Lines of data

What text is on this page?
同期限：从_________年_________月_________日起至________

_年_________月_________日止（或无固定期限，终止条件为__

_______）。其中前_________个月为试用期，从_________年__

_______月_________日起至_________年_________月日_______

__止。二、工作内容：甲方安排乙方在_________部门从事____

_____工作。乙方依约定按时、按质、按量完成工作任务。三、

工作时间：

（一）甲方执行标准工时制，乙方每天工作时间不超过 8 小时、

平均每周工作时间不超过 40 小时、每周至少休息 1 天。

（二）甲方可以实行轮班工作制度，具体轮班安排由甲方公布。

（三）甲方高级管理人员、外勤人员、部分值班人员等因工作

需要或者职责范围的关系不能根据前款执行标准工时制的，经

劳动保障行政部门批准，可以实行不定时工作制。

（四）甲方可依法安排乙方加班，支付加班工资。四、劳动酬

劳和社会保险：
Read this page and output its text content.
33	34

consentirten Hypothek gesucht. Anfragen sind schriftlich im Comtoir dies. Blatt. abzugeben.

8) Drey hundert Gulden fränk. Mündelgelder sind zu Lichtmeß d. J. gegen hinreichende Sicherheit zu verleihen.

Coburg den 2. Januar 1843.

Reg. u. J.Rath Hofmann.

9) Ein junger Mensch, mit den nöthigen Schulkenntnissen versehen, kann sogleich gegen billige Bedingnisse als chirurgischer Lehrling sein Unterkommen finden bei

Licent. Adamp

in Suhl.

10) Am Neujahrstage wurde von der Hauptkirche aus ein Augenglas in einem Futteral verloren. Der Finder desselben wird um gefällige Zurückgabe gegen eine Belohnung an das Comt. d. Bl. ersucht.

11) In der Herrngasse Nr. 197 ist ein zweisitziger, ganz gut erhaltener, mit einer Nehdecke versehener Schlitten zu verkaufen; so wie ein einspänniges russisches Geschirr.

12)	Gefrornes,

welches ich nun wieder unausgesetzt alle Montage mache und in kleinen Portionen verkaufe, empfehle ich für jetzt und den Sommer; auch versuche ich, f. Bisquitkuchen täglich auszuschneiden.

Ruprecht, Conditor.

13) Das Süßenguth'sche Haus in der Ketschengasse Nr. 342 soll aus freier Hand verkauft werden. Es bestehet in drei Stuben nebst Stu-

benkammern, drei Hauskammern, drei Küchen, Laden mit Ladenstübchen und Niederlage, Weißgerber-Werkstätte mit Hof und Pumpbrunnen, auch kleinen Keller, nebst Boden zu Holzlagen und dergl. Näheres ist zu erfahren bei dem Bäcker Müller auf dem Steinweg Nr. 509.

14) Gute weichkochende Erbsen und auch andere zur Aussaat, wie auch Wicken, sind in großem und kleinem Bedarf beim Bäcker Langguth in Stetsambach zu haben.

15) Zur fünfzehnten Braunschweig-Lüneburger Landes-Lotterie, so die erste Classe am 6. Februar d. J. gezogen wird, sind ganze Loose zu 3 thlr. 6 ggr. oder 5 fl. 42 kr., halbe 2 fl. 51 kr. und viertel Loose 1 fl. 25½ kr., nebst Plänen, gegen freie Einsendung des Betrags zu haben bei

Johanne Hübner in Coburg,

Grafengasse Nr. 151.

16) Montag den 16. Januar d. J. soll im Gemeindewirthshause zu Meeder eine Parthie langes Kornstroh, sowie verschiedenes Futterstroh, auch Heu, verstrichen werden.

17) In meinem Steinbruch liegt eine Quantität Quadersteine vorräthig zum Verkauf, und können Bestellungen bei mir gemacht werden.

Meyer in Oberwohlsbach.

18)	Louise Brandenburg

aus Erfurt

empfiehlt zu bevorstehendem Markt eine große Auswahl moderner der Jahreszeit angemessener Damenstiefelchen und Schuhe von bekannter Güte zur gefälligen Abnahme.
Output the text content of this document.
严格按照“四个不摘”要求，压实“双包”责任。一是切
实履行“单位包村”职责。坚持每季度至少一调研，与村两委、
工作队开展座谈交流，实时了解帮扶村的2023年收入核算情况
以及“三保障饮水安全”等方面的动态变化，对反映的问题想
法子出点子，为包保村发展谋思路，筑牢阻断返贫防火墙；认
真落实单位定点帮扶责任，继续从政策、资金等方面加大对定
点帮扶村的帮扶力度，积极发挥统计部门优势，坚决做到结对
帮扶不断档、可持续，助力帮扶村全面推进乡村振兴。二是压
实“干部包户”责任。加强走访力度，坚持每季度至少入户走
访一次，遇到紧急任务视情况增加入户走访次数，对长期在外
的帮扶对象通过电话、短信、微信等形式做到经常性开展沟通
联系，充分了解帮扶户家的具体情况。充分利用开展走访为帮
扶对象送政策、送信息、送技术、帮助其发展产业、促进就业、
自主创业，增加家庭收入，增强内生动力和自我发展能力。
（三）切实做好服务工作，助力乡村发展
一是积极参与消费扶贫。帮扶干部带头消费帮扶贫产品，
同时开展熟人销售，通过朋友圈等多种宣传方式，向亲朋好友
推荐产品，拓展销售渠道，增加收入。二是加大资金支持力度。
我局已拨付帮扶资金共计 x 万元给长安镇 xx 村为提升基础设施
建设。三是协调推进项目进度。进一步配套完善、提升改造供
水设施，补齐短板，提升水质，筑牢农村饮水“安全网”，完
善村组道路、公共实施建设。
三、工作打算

Work required
Write out the full listing exactly as given.

Response to the task
What text is on this page?
同期限：从_________年_________月_________日起至________

_年_________月_________日止（或无固定期限，终止条件为__

_______）。其中前_________个月为试用期，从_________年__

_______月_________日起至_________年_________月日_______

__止。二、工作内容：甲方安排乙方在_________部门从事____

_____工作。乙方依约定按时、按质、按量完成工作任务。三、

工作时间：

（一）甲方执行标准工时制，乙方每天工作时间不超过 8 小时、

平均每周工作时间不超过 40 小时、每周至少休息 1 天。

（二）甲方可以实行轮班工作制度，具体轮班安排由甲方公布。

（三）甲方高级管理人员、外勤人员、部分值班人员等因工作

需要或者职责范围的关系不能根据前款执行标准工时制的，经

劳动保障行政部门批准，可以实行不定时工作制。

（四）甲方可依法安排乙方加班，支付加班工资。四、劳动酬

劳和社会保险：
Read this page and output its text content.
33	34

consentirten Hypothek gesucht. Anfragen sind schriftlich im Comtoir dies. Blatt. abzugeben.

8) Drey hundert Gulden fränk. Mündelgelder sind zu Lichtmeß d. J. gegen hinreichende Sicherheit zu verleihen.

Coburg den 2. Januar 1843.

Reg. u. J.Rath Hofmann.

9) Ein junger Mensch, mit den nöthigen Schulkenntnissen versehen, kann sogleich gegen billige Bedingnisse als chirurgischer Lehrling sein Unterkommen finden bei

Licent. Adamp

in Suhl.

10) Am Neujahrstage wurde von der Hauptkirche aus ein Augenglas in einem Futteral verloren. Der Finder desselben wird um gefällige Zurückgabe gegen eine Belohnung an das Comt. d. Bl. ersucht.

11) In der Herrngasse Nr. 197 ist ein zweisitziger, ganz gut erhaltener, mit einer Nehdecke versehener Schlitten zu verkaufen; so wie ein einspänniges russisches Geschirr.

12)	Gefrornes,

welches ich nun wieder unausgesetzt alle Montage mache und in kleinen Portionen verkaufe, empfehle ich für jetzt und den Sommer; auch versuche ich, f. Bisquitkuchen täglich auszuschneiden.

Ruprecht, Conditor.

13) Das Süßenguth'sche Haus in der Ketschengasse Nr. 342 soll aus freier Hand verkauft werden. Es bestehet in drei Stuben nebst Stu-

benkammern, drei Hauskammern, drei Küchen, Laden mit Ladenstübchen und Niederlage, Weißgerber-Werkstätte mit Hof und Pumpbrunnen, auch kleinen Keller, nebst Boden zu Holzlagen und dergl. Näheres ist zu erfahren bei dem Bäcker Müller auf dem Steinweg Nr. 509.

14) Gute weichkochende Erbsen und auch andere zur Aussaat, wie auch Wicken, sind in großem und kleinem Bedarf beim Bäcker Langguth in Stetsambach zu haben.

15) Zur fünfzehnten Braunschweig-Lüneburger Landes-Lotterie, so die erste Classe am 6. Februar d. J. gezogen wird, sind ganze Loose zu 3 thlr. 6 ggr. oder 5 fl. 42 kr., halbe 2 fl. 51 kr. und viertel Loose 1 fl. 25½ kr., nebst Plänen, gegen freie Einsendung des Betrags zu haben bei

Johanne Hübner in Coburg,

Grafengasse Nr. 151.

16) Montag den 16. Januar d. J. soll im Gemeindewirthshause zu Meeder eine Parthie langes Kornstroh, sowie verschiedenes Futterstroh, auch Heu, verstrichen werden.

17) In meinem Steinbruch liegt eine Quantität Quadersteine vorräthig zum Verkauf, und können Bestellungen bei mir gemacht werden.

Meyer in Oberwohlsbach.

18)	Louise Brandenburg

aus Erfurt

empfiehlt zu bevorstehendem Markt eine große Auswahl moderner der Jahreszeit angemessener Damenstiefelchen und Schuhe von bekannter Güte zur gefälligen Abnahme.
Output the text content of this document.
严格按照“四个不摘”要求，压实“双包”责任。一是切
实履行“单位包村”职责。坚持每季度至少一调研，与村两委、
工作队开展座谈交流，实时了解帮扶村的2023年收入核算情况
以及“三保障饮水安全”等方面的动态变化，对反映的问题想
法子出点子，为包保村发展谋思路，筑牢阻断返贫防火墙；认
真落实单位定点帮扶责任，继续从政策、资金等方面加大对定
点帮扶村的帮扶力度，积极发挥统计部门优势，坚决做到结对
帮扶不断档、可持续，助力帮扶村全面推进乡村振兴。二是压
实“干部包户”责任。加强走访力度，坚持每季度至少入户走
访一次，遇到紧急任务视情况增加入户走访次数，对长期在外
的帮扶对象通过电话、短信、微信等形式做到经常性开展沟通
联系，充分了解帮扶户家的具体情况。充分利用开展走访为帮
扶对象送政策、送信息、送技术、帮助其发展产业、促进就业、
自主创业，增加家庭收入，增强内生动力和自我发展能力。
（三）切实做好服务工作，助力乡村发展
一是积极参与消费扶贫。帮扶干部带头消费帮扶贫产品，
同时开展熟人销售，通过朋友圈等多种宣传方式，向亲朋好友
推荐产品，拓展销售渠道，增加收入。二是加大资金支持力度。
我局已拨付帮扶资金共计 x 万元给长安镇 xx 村为提升基础设施
建设。三是协调推进项目进度。进一步配套完善、提升改造供
水设施，补齐短板，提升水质，筑牢农村饮水“安全网”，完
善村组道路、公共实施建设。
三、工作打算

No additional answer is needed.